| Prompt |
Set down each record exactly as written.

| Dataset |
(begin)

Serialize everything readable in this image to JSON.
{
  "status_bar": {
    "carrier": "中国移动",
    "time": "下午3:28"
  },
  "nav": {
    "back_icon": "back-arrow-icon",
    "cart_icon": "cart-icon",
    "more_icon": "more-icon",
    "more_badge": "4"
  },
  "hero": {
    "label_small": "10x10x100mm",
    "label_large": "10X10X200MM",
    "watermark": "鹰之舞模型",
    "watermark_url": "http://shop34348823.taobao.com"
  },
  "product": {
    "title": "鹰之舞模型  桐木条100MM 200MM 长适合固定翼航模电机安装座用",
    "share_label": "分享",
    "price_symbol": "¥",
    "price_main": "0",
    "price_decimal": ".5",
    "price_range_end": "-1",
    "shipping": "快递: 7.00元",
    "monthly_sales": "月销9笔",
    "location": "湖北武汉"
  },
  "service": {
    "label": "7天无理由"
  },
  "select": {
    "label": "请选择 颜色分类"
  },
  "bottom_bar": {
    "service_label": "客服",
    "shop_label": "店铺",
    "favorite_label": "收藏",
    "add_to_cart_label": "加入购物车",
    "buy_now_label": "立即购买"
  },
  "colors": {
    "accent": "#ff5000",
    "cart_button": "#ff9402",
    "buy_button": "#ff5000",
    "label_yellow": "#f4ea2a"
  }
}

(end)

| Exercise response |
Serialize everything readable in this image to JSON.
{
  "status_bar": {
    "carrier": "中国移动",
    "time": "下午3:28"
  },
  "nav": {
    "back_icon": "back-arrow-icon",
    "cart_icon": "cart-icon",
    "more_icon": "more-icon",
    "more_badge": "4"
  },
  "hero": {
    "label_small": "10x10x100mm",
    "label_large": "10X10X200MM",
    "watermark": "鹰之舞模型",
    "watermark_url": "http://shop34348823.taobao.com"
  },
  "product": {
    "title": "鹰之舞模型  桐木条100MM 200MM 长适合固定翼航模电机安装座用",
    "share_label": "分享",
    "price_symbol": "¥",
    "price_main": "0",
    "price_decimal": ".5",
    "price_range_end": "-1",
    "shipping": "快递: 7.00元",
    "monthly_sales": "月销9笔",
    "location": "湖北武汉"
  },
  "service": {
    "label": "7天无理由"
  },
  "select": {
    "label": "请选择 颜色分类"
  },
  "bottom_bar": {
    "service_label": "客服",
    "shop_label": "店铺",
    "favorite_label": "收藏",
    "add_to_cart_label": "加入购物车",
    "buy_now_label": "立即购买"
  },
  "colors": {
    "accent": "#ff5000",
    "cart_button": "#ff9402",
    "buy_button": "#ff5000",
    "label_yellow": "#f4ea2a"
  }
}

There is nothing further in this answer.